== Text provided ==
►

For this blog post, I would like to describe my rain water catchment system, an intention from the start and first time ever for me.

Sizing a Rainwater Catchment System

Catch and store rain in the Pacific Northwest? That’s right. Its dry here in the summer. We can go two months with, essentially, no rain. The reasons for the system are partly for irrigation, drinking if I need to and “green preparedness..” The plastic for all these tanks is polyethylene and is food grade, made without chlorine.

Useful info: An inch of rain on 1,000 square feet comes out to about 550 gallons. Many suburban homes will have a roof of 2,000 square feet if not more. For a roof of 2,100 square feet, multiply 550 times 2, times 30 inches of rain, for example, and that comes out to 33,000 gallons. You can look at your water bill to gain a sense of reference.

◄

== Information supplied ==
►

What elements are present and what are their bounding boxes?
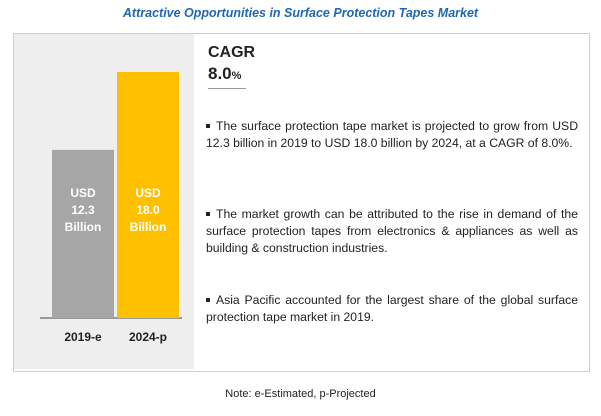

◄

== What you should do ==
In the rainwater catchment post, how many gallons does an inch of rain on 1,000 square feet produce? The lines aren't needed for this.

== The response ==
About 550 gallons.